PROBLEM STATEMENT.
Render the material again word for word, skipping the pictures in it.

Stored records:
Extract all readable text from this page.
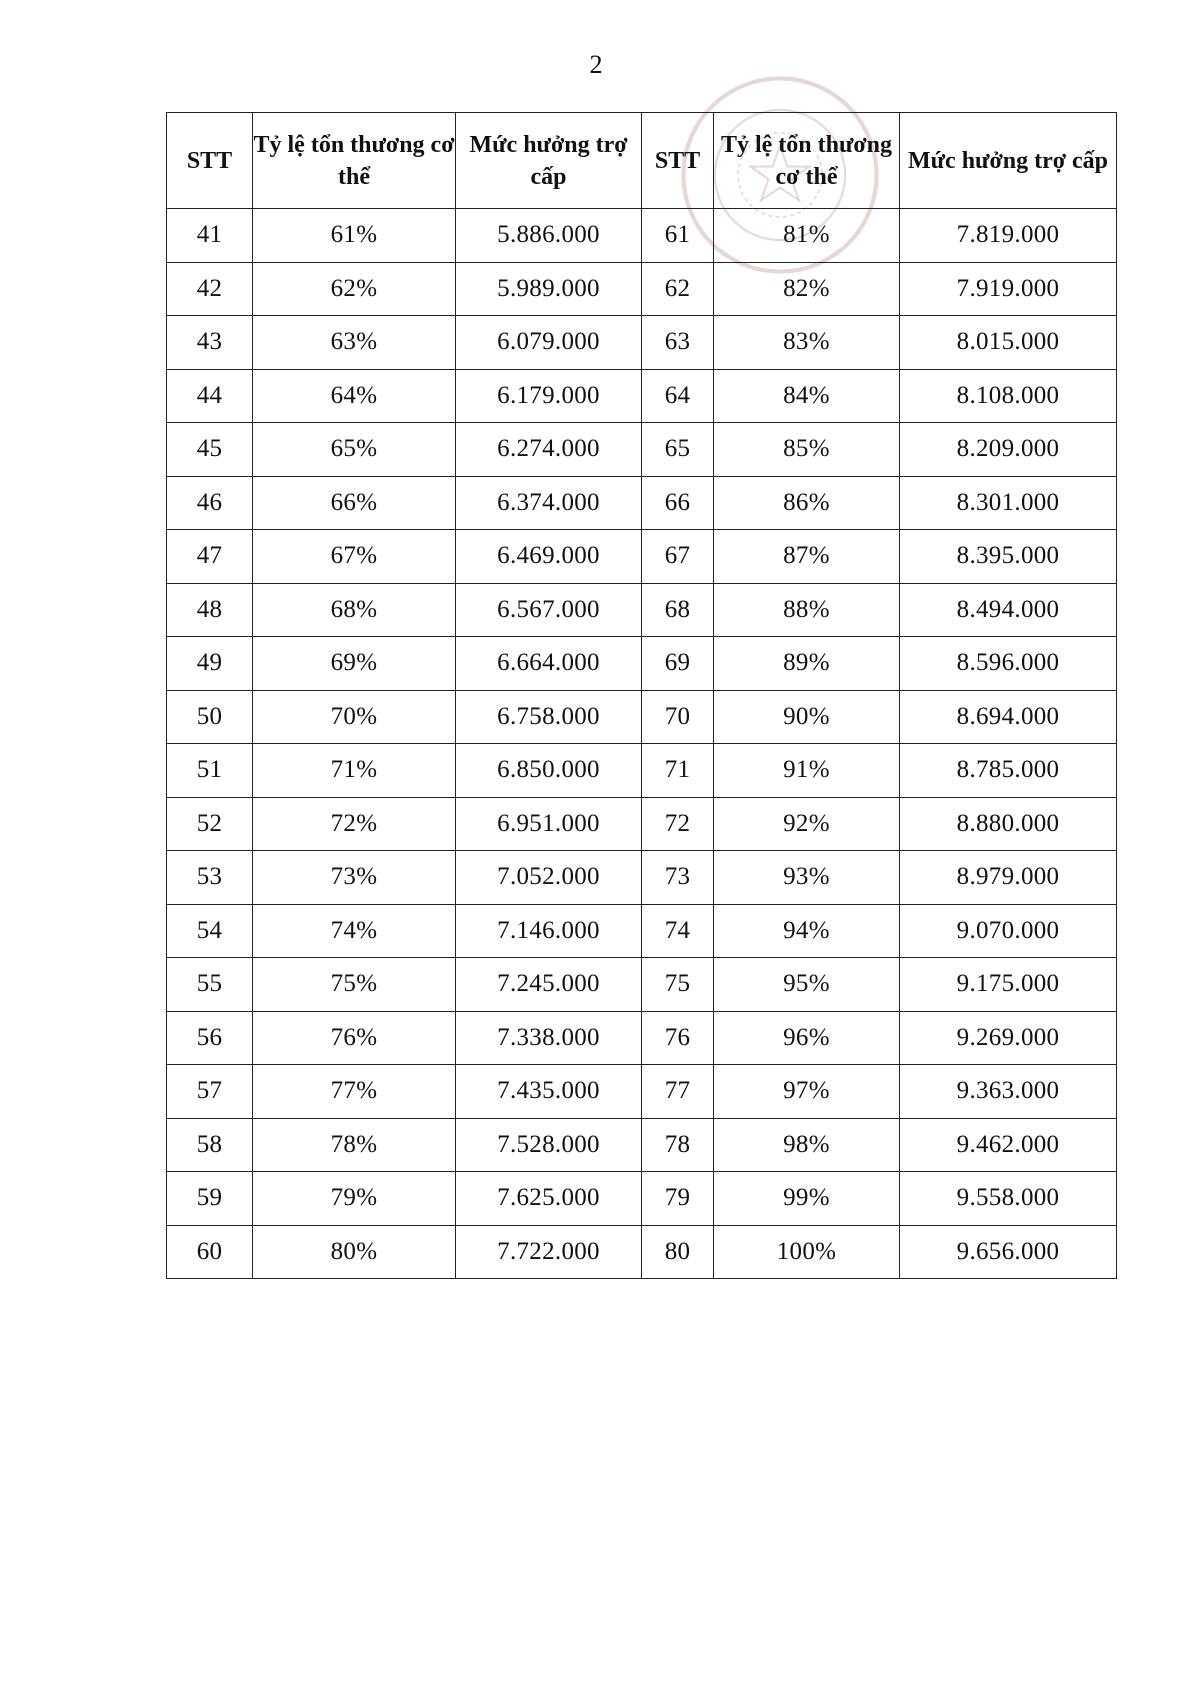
2
STT	Tỷ lệ tổn thương cơ thể	Mức hưởng trợ cấp	STT	Tỷ lệ tổn thương cơ thể	Mức hưởng trợ cấp
41	61%	5.886.000	61	81%	7.819.000
42	62%	5.989.000	62	82%	7.919.000
43	63%	6.079.000	63	83%	8.015.000
44	64%	6.179.000	64	84%	8.108.000
45	65%	6.274.000	65	85%	8.209.000
46	66%	6.374.000	66	86%	8.301.000
47	67%	6.469.000	67	87%	8.395.000
48	68%	6.567.000	68	88%	8.494.000
49	69%	6.664.000	69	89%	8.596.000
50	70%	6.758.000	70	90%	8.694.000
51	71%	6.850.000	71	91%	8.785.000
52	72%	6.951.000	72	92%	8.880.000
53	73%	7.052.000	73	93%	8.979.000
54	74%	7.146.000	74	94%	9.070.000
55	75%	7.245.000	75	95%	9.175.000
56	76%	7.338.000	76	96%	9.269.000
57	77%	7.435.000	77	97%	9.363.000
58	78%	7.528.000	78	98%	9.462.000
59	79%	7.625.000	79	99%	9.558.000
60	80%	7.722.000	80	100%	9.656.000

SOLUTION.
Extract all readable text from this page.
2
STT	Tỷ lệ tổn thương cơ thể	Mức hưởng trợ cấp	STT	Tỷ lệ tổn thương cơ thể	Mức hưởng trợ cấp
41	61%	5.886.000	61	81%	7.819.000
42	62%	5.989.000	62	82%	7.919.000
43	63%	6.079.000	63	83%	8.015.000
44	64%	6.179.000	64	84%	8.108.000
45	65%	6.274.000	65	85%	8.209.000
46	66%	6.374.000	66	86%	8.301.000
47	67%	6.469.000	67	87%	8.395.000
48	68%	6.567.000	68	88%	8.494.000
49	69%	6.664.000	69	89%	8.596.000
50	70%	6.758.000	70	90%	8.694.000
51	71%	6.850.000	71	91%	8.785.000
52	72%	6.951.000	72	92%	8.880.000
53	73%	7.052.000	73	93%	8.979.000
54	74%	7.146.000	74	94%	9.070.000
55	75%	7.245.000	75	95%	9.175.000
56	76%	7.338.000	76	96%	9.269.000
57	77%	7.435.000	77	97%	9.363.000
58	78%	7.528.000	78	98%	9.462.000
59	79%	7.625.000	79	99%	9.558.000
60	80%	7.722.000	80	100%	9.656.000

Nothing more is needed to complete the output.